**Your instructions:**
Look for the string "panel" and copy every line that has it.

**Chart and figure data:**
* * *

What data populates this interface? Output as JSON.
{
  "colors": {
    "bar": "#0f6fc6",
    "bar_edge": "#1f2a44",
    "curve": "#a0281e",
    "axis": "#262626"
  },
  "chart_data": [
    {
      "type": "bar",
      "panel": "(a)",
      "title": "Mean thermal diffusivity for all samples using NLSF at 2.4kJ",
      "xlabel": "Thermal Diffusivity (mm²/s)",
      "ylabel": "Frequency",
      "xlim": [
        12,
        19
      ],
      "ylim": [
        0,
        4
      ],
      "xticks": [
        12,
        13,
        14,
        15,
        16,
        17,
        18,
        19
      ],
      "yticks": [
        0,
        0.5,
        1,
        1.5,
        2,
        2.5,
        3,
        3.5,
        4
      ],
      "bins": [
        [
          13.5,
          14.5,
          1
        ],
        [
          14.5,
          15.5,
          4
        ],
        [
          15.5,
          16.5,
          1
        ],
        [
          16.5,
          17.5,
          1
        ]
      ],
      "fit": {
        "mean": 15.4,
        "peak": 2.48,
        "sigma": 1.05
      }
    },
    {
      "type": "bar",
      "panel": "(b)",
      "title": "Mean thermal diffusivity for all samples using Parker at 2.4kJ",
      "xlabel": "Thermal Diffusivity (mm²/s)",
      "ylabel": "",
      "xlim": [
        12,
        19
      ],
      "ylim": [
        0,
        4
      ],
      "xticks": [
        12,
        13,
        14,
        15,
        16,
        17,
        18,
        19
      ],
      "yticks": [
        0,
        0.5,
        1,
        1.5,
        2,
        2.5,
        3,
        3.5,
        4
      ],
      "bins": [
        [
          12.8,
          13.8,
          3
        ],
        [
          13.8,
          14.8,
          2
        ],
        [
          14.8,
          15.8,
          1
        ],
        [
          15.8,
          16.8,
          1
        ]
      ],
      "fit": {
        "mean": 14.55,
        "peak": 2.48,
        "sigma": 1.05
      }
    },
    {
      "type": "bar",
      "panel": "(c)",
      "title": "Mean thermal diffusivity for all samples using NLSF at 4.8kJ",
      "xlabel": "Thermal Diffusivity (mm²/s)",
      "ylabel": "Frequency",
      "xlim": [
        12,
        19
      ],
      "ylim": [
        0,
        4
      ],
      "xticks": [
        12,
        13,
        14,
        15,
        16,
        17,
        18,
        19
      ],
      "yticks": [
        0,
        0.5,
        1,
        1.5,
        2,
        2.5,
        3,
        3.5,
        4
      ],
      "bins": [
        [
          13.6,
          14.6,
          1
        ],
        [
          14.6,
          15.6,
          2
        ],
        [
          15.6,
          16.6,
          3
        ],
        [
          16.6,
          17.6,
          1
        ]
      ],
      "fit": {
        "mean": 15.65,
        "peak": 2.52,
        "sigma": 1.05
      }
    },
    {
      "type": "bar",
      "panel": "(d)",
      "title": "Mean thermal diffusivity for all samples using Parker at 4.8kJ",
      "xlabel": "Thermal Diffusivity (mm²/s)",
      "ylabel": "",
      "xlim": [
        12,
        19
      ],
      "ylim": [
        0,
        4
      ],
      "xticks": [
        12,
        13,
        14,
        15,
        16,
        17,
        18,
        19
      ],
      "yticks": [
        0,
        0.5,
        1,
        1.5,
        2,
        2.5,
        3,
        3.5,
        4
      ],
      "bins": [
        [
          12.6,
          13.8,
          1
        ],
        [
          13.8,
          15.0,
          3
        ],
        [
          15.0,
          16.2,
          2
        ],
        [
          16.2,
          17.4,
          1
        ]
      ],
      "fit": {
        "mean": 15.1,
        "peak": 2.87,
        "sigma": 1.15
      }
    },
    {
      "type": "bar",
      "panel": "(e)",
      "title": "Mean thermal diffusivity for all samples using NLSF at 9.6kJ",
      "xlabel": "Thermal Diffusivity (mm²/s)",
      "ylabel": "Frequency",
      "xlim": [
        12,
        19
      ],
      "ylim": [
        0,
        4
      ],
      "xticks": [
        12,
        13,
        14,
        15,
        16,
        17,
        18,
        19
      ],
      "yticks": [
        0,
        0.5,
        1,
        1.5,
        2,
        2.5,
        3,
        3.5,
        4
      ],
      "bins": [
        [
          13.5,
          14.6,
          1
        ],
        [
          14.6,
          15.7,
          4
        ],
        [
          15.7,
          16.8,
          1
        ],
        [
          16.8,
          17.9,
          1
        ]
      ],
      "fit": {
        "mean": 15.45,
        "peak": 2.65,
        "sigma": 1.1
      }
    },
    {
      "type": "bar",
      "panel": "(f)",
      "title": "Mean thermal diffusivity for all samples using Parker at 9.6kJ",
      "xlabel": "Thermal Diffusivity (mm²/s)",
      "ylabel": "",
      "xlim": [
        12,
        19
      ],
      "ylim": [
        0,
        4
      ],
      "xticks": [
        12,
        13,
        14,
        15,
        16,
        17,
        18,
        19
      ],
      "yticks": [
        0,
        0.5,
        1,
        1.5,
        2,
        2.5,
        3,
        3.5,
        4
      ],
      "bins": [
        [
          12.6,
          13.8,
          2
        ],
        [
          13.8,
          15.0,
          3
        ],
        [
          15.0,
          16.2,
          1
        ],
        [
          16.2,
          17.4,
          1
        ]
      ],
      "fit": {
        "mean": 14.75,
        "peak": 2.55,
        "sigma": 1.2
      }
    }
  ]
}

* * *

**Answer in full:**
      "panel": "(a)",
      "panel": "(b)",
      "panel": "(c)",
      "panel": "(d)",
      "panel": "(e)",
      "panel": "(f)",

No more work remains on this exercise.